#### What you will do:
Print every entry word for word, but omit the pictures.

#### Dataset entries:
• • • •

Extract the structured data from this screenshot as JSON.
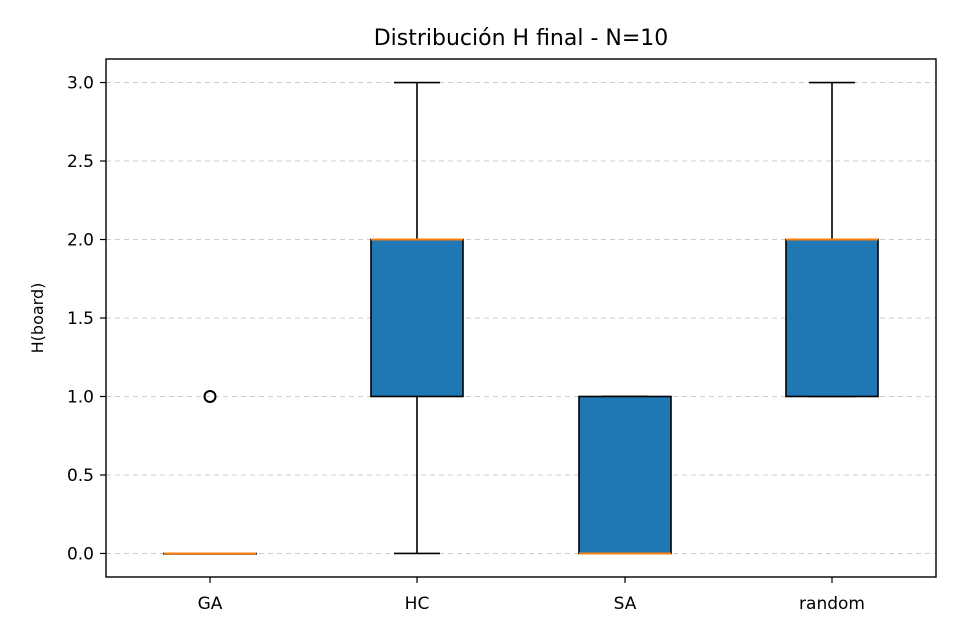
{
  "chart_data": {
    "type": "box",
    "title": "Distribución H final - N=10",
    "xlabel": "",
    "ylabel": "H(board)",
    "ylim": [
      -0.15,
      3.15
    ],
    "yticks": [
      0.0,
      0.5,
      1.0,
      1.5,
      2.0,
      2.5,
      3.0
    ],
    "ytick_labels": [
      "0.0",
      "0.5",
      "1.0",
      "1.5",
      "2.0",
      "2.5",
      "3.0"
    ],
    "grid": "y-dashed",
    "categories": [
      "GA",
      "HC",
      "SA",
      "random"
    ],
    "boxes": [
      {
        "category": "GA",
        "whisker_low": 0,
        "q1": 0,
        "median": 0,
        "q3": 0,
        "whisker_high": 0,
        "outliers": [
          1
        ]
      },
      {
        "category": "HC",
        "whisker_low": 0,
        "q1": 1,
        "median": 2,
        "q3": 2,
        "whisker_high": 3,
        "outliers": []
      },
      {
        "category": "SA",
        "whisker_low": 0,
        "q1": 0,
        "median": 0,
        "q3": 1,
        "whisker_high": 1,
        "outliers": []
      },
      {
        "category": "random",
        "whisker_low": 1,
        "q1": 1,
        "median": 2,
        "q3": 2,
        "whisker_high": 3,
        "outliers": []
      }
    ],
    "colors": {
      "box_fill": "#1f77b4",
      "median": "#ff7f0e",
      "edge": "#000000",
      "grid": "#cccccc"
    }
  }
}
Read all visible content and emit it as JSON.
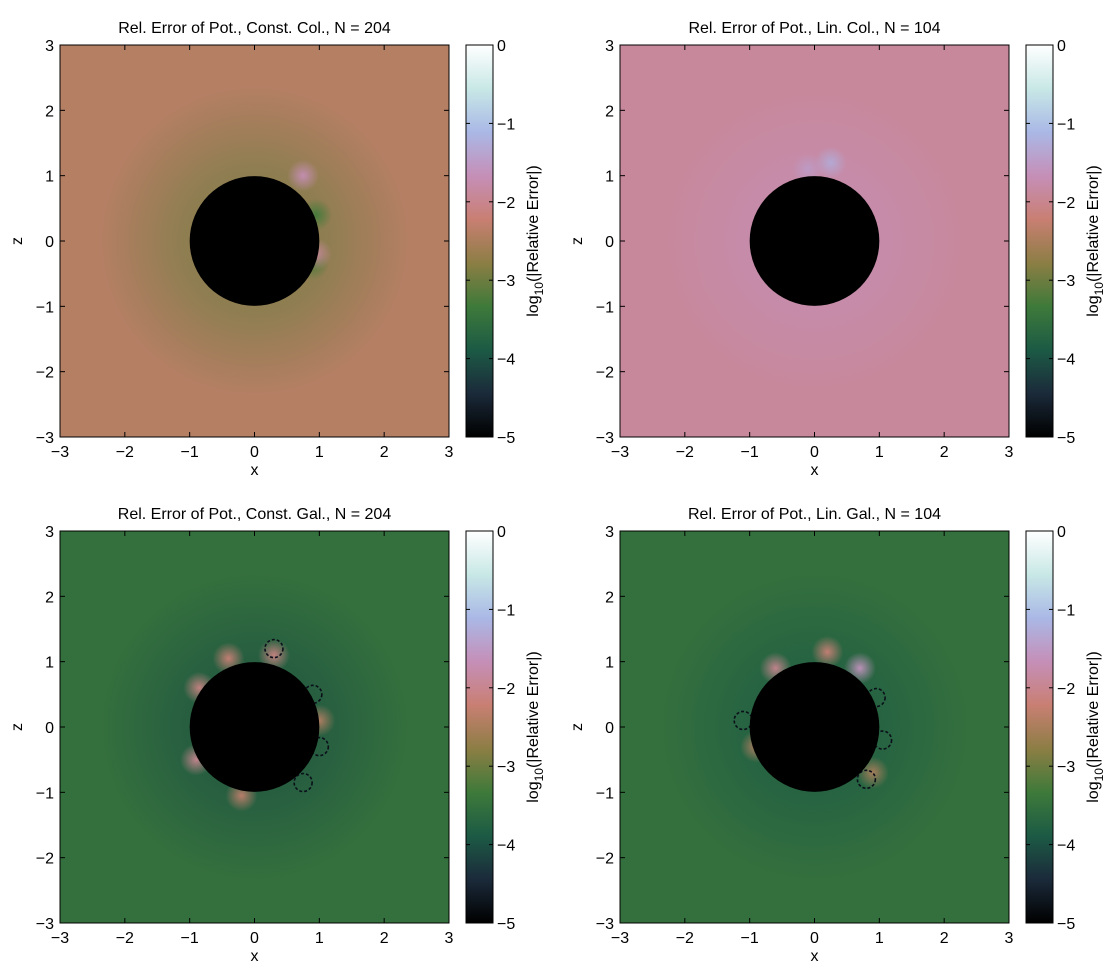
{
  "chart_data": [
    {
      "type": "heatmap",
      "title": "Rel. Error of Pot., Const. Col., N = 204",
      "xlabel": "x",
      "ylabel": "z",
      "xlim": [
        -3,
        3
      ],
      "ylim": [
        -3,
        3
      ],
      "xticks": [
        "−3",
        "−2",
        "−1",
        "0",
        "1",
        "2",
        "3"
      ],
      "yticks": [
        "3",
        "2",
        "1",
        "0",
        "−1",
        "−2",
        "−3"
      ],
      "colorbar": {
        "label": "log10(|Relative Error|)",
        "label_base": "log",
        "label_sub": "10",
        "label_rest": "(|Relative Error|)",
        "range": [
          -5,
          0
        ],
        "ticks": [
          "0",
          "−1",
          "−2",
          "−3",
          "−4",
          "−5"
        ]
      },
      "background_level": -2.4,
      "sphere": {
        "center": [
          0,
          0
        ],
        "radius": 1,
        "color": "#000000"
      },
      "grid": false
    },
    {
      "type": "heatmap",
      "title": "Rel. Error of Pot., Lin. Col., N = 104",
      "xlabel": "x",
      "ylabel": "z",
      "xlim": [
        -3,
        3
      ],
      "ylim": [
        -3,
        3
      ],
      "xticks": [
        "−3",
        "−2",
        "−1",
        "0",
        "1",
        "2",
        "3"
      ],
      "yticks": [
        "3",
        "2",
        "1",
        "0",
        "−1",
        "−2",
        "−3"
      ],
      "colorbar": {
        "label": "log10(|Relative Error|)",
        "label_base": "log",
        "label_sub": "10",
        "label_rest": "(|Relative Error|)",
        "range": [
          -5,
          0
        ],
        "ticks": [
          "0",
          "−1",
          "−2",
          "−3",
          "−4",
          "−5"
        ]
      },
      "background_level": -1.9,
      "sphere": {
        "center": [
          0,
          0
        ],
        "radius": 1,
        "color": "#000000"
      },
      "grid": false
    },
    {
      "type": "heatmap",
      "title": "Rel. Error of Pot., Const. Gal., N = 204",
      "xlabel": "x",
      "ylabel": "z",
      "xlim": [
        -3,
        3
      ],
      "ylim": [
        -3,
        3
      ],
      "xticks": [
        "−3",
        "−2",
        "−1",
        "0",
        "1",
        "2",
        "3"
      ],
      "yticks": [
        "3",
        "2",
        "1",
        "0",
        "−1",
        "−2",
        "−3"
      ],
      "colorbar": {
        "label": "log10(|Relative Error|)",
        "label_base": "log",
        "label_sub": "10",
        "label_rest": "(|Relative Error|)",
        "range": [
          -5,
          0
        ],
        "ticks": [
          "0",
          "−1",
          "−2",
          "−3",
          "−4",
          "−5"
        ]
      },
      "background_level": -3.5,
      "sphere": {
        "center": [
          0,
          0
        ],
        "radius": 1,
        "color": "#000000"
      },
      "grid": false
    },
    {
      "type": "heatmap",
      "title": "Rel. Error of Pot., Lin. Gal., N = 104",
      "xlabel": "x",
      "ylabel": "z",
      "xlim": [
        -3,
        3
      ],
      "ylim": [
        -3,
        3
      ],
      "xticks": [
        "−3",
        "−2",
        "−1",
        "0",
        "1",
        "2",
        "3"
      ],
      "yticks": [
        "3",
        "2",
        "1",
        "0",
        "−1",
        "−2",
        "−3"
      ],
      "colorbar": {
        "label": "log10(|Relative Error|)",
        "label_base": "log",
        "label_sub": "10",
        "label_rest": "(|Relative Error|)",
        "range": [
          -5,
          0
        ],
        "ticks": [
          "0",
          "−1",
          "−2",
          "−3",
          "−4",
          "−5"
        ]
      },
      "background_level": -3.5,
      "sphere": {
        "center": [
          0,
          0
        ],
        "radius": 1,
        "color": "#000000"
      },
      "grid": false
    }
  ],
  "colormap": [
    "#000000",
    "#1b2a3a",
    "#1c5a45",
    "#3e7a3a",
    "#8c7e44",
    "#c97f73",
    "#c58fb8",
    "#aab8e6",
    "#c8e8e6",
    "#ffffff"
  ]
}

• • • •

#### Task result:
Extract the structured data from this screenshot as JSON.
{
  "chart_data": {
    "type": "box",
    "title": "Distribución H final - N=10",
    "xlabel": "",
    "ylabel": "H(board)",
    "ylim": [
      -0.15,
      3.15
    ],
    "yticks": [
      0.0,
      0.5,
      1.0,
      1.5,
      2.0,
      2.5,
      3.0
    ],
    "ytick_labels": [
      "0.0",
      "0.5",
      "1.0",
      "1.5",
      "2.0",
      "2.5",
      "3.0"
    ],
    "grid": "y-dashed",
    "categories": [
      "GA",
      "HC",
      "SA",
      "random"
    ],
    "boxes": [
      {
        "category": "GA",
        "whisker_low": 0,
        "q1": 0,
        "median": 0,
        "q3": 0,
        "whisker_high": 0,
        "outliers": [
          1
        ]
      },
      {
        "category": "HC",
        "whisker_low": 0,
        "q1": 1,
        "median": 2,
        "q3": 2,
        "whisker_high": 3,
        "outliers": []
      },
      {
        "category": "SA",
        "whisker_low": 0,
        "q1": 0,
        "median": 0,
        "q3": 1,
        "whisker_high": 1,
        "outliers": []
      },
      {
        "category": "random",
        "whisker_low": 1,
        "q1": 1,
        "median": 2,
        "q3": 2,
        "whisker_high": 3,
        "outliers": []
      }
    ],
    "colors": {
      "box_fill": "#1f77b4",
      "median": "#ff7f0e",
      "edge": "#000000",
      "grid": "#cccccc"
    }
  }
}
Read all visible content and emit it as JSON.
{
  "chart_data": [
    {
      "type": "heatmap",
      "title": "Rel. Error of Pot., Const. Col., N = 204",
      "xlabel": "x",
      "ylabel": "z",
      "xlim": [
        -3,
        3
      ],
      "ylim": [
        -3,
        3
      ],
      "xticks": [
        "−3",
        "−2",
        "−1",
        "0",
        "1",
        "2",
        "3"
      ],
      "yticks": [
        "3",
        "2",
        "1",
        "0",
        "−1",
        "−2",
        "−3"
      ],
      "colorbar": {
        "label": "log10(|Relative Error|)",
        "label_base": "log",
        "label_sub": "10",
        "label_rest": "(|Relative Error|)",
        "range": [
          -5,
          0
        ],
        "ticks": [
          "0",
          "−1",
          "−2",
          "−3",
          "−4",
          "−5"
        ]
      },
      "background_level": -2.4,
      "sphere": {
        "center": [
          0,
          0
        ],
        "radius": 1,
        "color": "#000000"
      },
      "grid": false
    },
    {
      "type": "heatmap",
      "title": "Rel. Error of Pot., Lin. Col., N = 104",
      "xlabel": "x",
      "ylabel": "z",
      "xlim": [
        -3,
        3
      ],
      "ylim": [
        -3,
        3
      ],
      "xticks": [
        "−3",
        "−2",
        "−1",
        "0",
        "1",
        "2",
        "3"
      ],
      "yticks": [
        "3",
        "2",
        "1",
        "0",
        "−1",
        "−2",
        "−3"
      ],
      "colorbar": {
        "label": "log10(|Relative Error|)",
        "label_base": "log",
        "label_sub": "10",
        "label_rest": "(|Relative Error|)",
        "range": [
          -5,
          0
        ],
        "ticks": [
          "0",
          "−1",
          "−2",
          "−3",
          "−4",
          "−5"
        ]
      },
      "background_level": -1.9,
      "sphere": {
        "center": [
          0,
          0
        ],
        "radius": 1,
        "color": "#000000"
      },
      "grid": false
    },
    {
      "type": "heatmap",
      "title": "Rel. Error of Pot., Const. Gal., N = 204",
      "xlabel": "x",
      "ylabel": "z",
      "xlim": [
        -3,
        3
      ],
      "ylim": [
        -3,
        3
      ],
      "xticks": [
        "−3",
        "−2",
        "−1",
        "0",
        "1",
        "2",
        "3"
      ],
      "yticks": [
        "3",
        "2",
        "1",
        "0",
        "−1",
        "−2",
        "−3"
      ],
      "colorbar": {
        "label": "log10(|Relative Error|)",
        "label_base": "log",
        "label_sub": "10",
        "label_rest": "(|Relative Error|)",
        "range": [
          -5,
          0
        ],
        "ticks": [
          "0",
          "−1",
          "−2",
          "−3",
          "−4",
          "−5"
        ]
      },
      "background_level": -3.5,
      "sphere": {
        "center": [
          0,
          0
        ],
        "radius": 1,
        "color": "#000000"
      },
      "grid": false
    },
    {
      "type": "heatmap",
      "title": "Rel. Error of Pot., Lin. Gal., N = 104",
      "xlabel": "x",
      "ylabel": "z",
      "xlim": [
        -3,
        3
      ],
      "ylim": [
        -3,
        3
      ],
      "xticks": [
        "−3",
        "−2",
        "−1",
        "0",
        "1",
        "2",
        "3"
      ],
      "yticks": [
        "3",
        "2",
        "1",
        "0",
        "−1",
        "−2",
        "−3"
      ],
      "colorbar": {
        "label": "log10(|Relative Error|)",
        "label_base": "log",
        "label_sub": "10",
        "label_rest": "(|Relative Error|)",
        "range": [
          -5,
          0
        ],
        "ticks": [
          "0",
          "−1",
          "−2",
          "−3",
          "−4",
          "−5"
        ]
      },
      "background_level": -3.5,
      "sphere": {
        "center": [
          0,
          0
        ],
        "radius": 1,
        "color": "#000000"
      },
      "grid": false
    }
  ],
  "colormap": [
    "#000000",
    "#1b2a3a",
    "#1c5a45",
    "#3e7a3a",
    "#8c7e44",
    "#c97f73",
    "#c58fb8",
    "#aab8e6",
    "#c8e8e6",
    "#ffffff"
  ]
}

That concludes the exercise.